### Aim
Identify and pull out each line of the entries in which "Engineering" occurs.

*** Data provided

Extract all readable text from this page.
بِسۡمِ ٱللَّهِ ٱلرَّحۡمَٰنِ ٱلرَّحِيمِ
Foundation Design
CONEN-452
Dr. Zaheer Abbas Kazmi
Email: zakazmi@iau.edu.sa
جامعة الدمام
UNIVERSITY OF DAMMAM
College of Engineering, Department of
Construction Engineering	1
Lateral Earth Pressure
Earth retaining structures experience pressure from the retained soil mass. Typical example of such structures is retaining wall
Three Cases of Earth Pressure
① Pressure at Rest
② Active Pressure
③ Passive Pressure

******

### Exercise response
College of Engineering, Department of
Construction Engineering	1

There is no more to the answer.